**GIVEN REQUEST**.
Repeat every line below exactly, word for word.

(Dataset items)
- - - - - - -

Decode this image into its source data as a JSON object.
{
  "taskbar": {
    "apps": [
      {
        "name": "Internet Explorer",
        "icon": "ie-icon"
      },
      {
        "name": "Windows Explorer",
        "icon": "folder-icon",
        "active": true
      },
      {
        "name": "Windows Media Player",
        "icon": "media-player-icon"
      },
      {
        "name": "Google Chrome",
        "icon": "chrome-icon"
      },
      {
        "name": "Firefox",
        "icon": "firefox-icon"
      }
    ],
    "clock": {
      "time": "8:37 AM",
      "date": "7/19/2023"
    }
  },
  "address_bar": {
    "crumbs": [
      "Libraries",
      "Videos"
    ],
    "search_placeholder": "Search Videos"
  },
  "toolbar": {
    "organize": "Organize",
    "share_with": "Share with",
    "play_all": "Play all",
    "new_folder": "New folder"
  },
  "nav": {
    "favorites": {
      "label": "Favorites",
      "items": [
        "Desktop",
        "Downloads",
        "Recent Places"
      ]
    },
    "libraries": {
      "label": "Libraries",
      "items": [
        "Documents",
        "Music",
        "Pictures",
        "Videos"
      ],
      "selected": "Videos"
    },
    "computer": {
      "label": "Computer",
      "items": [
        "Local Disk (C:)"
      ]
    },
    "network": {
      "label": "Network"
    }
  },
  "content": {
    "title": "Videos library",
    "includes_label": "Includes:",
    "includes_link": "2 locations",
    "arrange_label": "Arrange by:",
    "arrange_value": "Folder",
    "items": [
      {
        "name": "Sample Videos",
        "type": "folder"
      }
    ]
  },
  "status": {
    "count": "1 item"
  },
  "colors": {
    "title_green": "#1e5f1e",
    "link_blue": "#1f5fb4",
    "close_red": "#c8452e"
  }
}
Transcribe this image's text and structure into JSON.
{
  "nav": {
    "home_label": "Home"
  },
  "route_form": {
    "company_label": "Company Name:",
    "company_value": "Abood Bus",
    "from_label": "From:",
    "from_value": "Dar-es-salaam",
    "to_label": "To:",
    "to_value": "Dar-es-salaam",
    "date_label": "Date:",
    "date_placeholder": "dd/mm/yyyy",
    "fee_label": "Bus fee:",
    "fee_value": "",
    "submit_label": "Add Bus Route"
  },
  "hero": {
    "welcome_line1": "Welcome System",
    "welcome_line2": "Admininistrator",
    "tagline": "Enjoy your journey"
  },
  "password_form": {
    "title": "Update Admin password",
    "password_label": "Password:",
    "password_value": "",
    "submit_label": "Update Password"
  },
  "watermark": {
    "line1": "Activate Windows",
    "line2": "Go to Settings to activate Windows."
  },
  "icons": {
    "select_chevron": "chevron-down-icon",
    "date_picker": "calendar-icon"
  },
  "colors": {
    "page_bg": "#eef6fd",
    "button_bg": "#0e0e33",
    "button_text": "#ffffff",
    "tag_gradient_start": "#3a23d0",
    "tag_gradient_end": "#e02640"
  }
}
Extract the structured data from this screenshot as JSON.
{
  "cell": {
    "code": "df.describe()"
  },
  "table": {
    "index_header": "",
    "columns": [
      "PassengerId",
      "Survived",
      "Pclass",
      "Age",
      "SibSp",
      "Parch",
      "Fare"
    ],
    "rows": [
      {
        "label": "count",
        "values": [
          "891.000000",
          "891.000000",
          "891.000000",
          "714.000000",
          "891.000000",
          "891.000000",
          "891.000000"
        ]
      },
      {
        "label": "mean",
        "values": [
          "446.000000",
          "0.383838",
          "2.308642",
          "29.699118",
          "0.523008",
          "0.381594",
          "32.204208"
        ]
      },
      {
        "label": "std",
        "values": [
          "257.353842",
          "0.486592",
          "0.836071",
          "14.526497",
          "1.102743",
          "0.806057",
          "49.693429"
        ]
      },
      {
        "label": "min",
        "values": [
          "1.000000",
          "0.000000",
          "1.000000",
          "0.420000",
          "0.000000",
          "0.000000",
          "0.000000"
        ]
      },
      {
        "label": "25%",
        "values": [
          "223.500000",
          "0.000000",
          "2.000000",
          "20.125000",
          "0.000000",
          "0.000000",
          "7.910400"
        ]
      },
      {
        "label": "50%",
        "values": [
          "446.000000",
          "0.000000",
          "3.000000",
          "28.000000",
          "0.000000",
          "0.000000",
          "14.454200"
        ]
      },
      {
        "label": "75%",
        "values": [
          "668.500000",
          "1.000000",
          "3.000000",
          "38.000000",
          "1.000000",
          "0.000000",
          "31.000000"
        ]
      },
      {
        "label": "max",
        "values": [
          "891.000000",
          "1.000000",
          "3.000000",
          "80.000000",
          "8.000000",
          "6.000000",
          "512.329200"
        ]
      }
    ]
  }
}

- - - - - - -

**TASK RESULT**.
Decode this image into its source data as a JSON object.
{
  "taskbar": {
    "apps": [
      {
        "name": "Internet Explorer",
        "icon": "ie-icon"
      },
      {
        "name": "Windows Explorer",
        "icon": "folder-icon",
        "active": true
      },
      {
        "name": "Windows Media Player",
        "icon": "media-player-icon"
      },
      {
        "name": "Google Chrome",
        "icon": "chrome-icon"
      },
      {
        "name": "Firefox",
        "icon": "firefox-icon"
      }
    ],
    "clock": {
      "time": "8:37 AM",
      "date": "7/19/2023"
    }
  },
  "address_bar": {
    "crumbs": [
      "Libraries",
      "Videos"
    ],
    "search_placeholder": "Search Videos"
  },
  "toolbar": {
    "organize": "Organize",
    "share_with": "Share with",
    "play_all": "Play all",
    "new_folder": "New folder"
  },
  "nav": {
    "favorites": {
      "label": "Favorites",
      "items": [
        "Desktop",
        "Downloads",
        "Recent Places"
      ]
    },
    "libraries": {
      "label": "Libraries",
      "items": [
        "Documents",
        "Music",
        "Pictures",
        "Videos"
      ],
      "selected": "Videos"
    },
    "computer": {
      "label": "Computer",
      "items": [
        "Local Disk (C:)"
      ]
    },
    "network": {
      "label": "Network"
    }
  },
  "content": {
    "title": "Videos library",
    "includes_label": "Includes:",
    "includes_link": "2 locations",
    "arrange_label": "Arrange by:",
    "arrange_value": "Folder",
    "items": [
      {
        "name": "Sample Videos",
        "type": "folder"
      }
    ]
  },
  "status": {
    "count": "1 item"
  },
  "colors": {
    "title_green": "#1e5f1e",
    "link_blue": "#1f5fb4",
    "close_red": "#c8452e"
  }
}
Transcribe this image's text and structure into JSON.
{
  "nav": {
    "home_label": "Home"
  },
  "route_form": {
    "company_label": "Company Name:",
    "company_value": "Abood Bus",
    "from_label": "From:",
    "from_value": "Dar-es-salaam",
    "to_label": "To:",
    "to_value": "Dar-es-salaam",
    "date_label": "Date:",
    "date_placeholder": "dd/mm/yyyy",
    "fee_label": "Bus fee:",
    "fee_value": "",
    "submit_label": "Add Bus Route"
  },
  "hero": {
    "welcome_line1": "Welcome System",
    "welcome_line2": "Admininistrator",
    "tagline": "Enjoy your journey"
  },
  "password_form": {
    "title": "Update Admin password",
    "password_label": "Password:",
    "password_value": "",
    "submit_label": "Update Password"
  },
  "watermark": {
    "line1": "Activate Windows",
    "line2": "Go to Settings to activate Windows."
  },
  "icons": {
    "select_chevron": "chevron-down-icon",
    "date_picker": "calendar-icon"
  },
  "colors": {
    "page_bg": "#eef6fd",
    "button_bg": "#0e0e33",
    "button_text": "#ffffff",
    "tag_gradient_start": "#3a23d0",
    "tag_gradient_end": "#e02640"
  }
}
Extract the structured data from this screenshot as JSON.
{
  "cell": {
    "code": "df.describe()"
  },
  "table": {
    "index_header": "",
    "columns": [
      "PassengerId",
      "Survived",
      "Pclass",
      "Age",
      "SibSp",
      "Parch",
      "Fare"
    ],
    "rows": [
      {
        "label": "count",
        "values": [
          "891.000000",
          "891.000000",
          "891.000000",
          "714.000000",
          "891.000000",
          "891.000000",
          "891.000000"
        ]
      },
      {
        "label": "mean",
        "values": [
          "446.000000",
          "0.383838",
          "2.308642",
          "29.699118",
          "0.523008",
          "0.381594",
          "32.204208"
        ]
      },
      {
        "label": "std",
        "values": [
          "257.353842",
          "0.486592",
          "0.836071",
          "14.526497",
          "1.102743",
          "0.806057",
          "49.693429"
        ]
      },
      {
        "label": "min",
        "values": [
          "1.000000",
          "0.000000",
          "1.000000",
          "0.420000",
          "0.000000",
          "0.000000",
          "0.000000"
        ]
      },
      {
        "label": "25%",
        "values": [
          "223.500000",
          "0.000000",
          "2.000000",
          "20.125000",
          "0.000000",
          "0.000000",
          "7.910400"
        ]
      },
      {
        "label": "50%",
        "values": [
          "446.000000",
          "0.000000",
          "3.000000",
          "28.000000",
          "0.000000",
          "0.000000",
          "14.454200"
        ]
      },
      {
        "label": "75%",
        "values": [
          "668.500000",
          "1.000000",
          "3.000000",
          "38.000000",
          "1.000000",
          "0.000000",
          "31.000000"
        ]
      },
      {
        "label": "max",
        "values": [
          "891.000000",
          "1.000000",
          "3.000000",
          "80.000000",
          "8.000000",
          "6.000000",
          "512.329200"
        ]
      }
    ]
  }
}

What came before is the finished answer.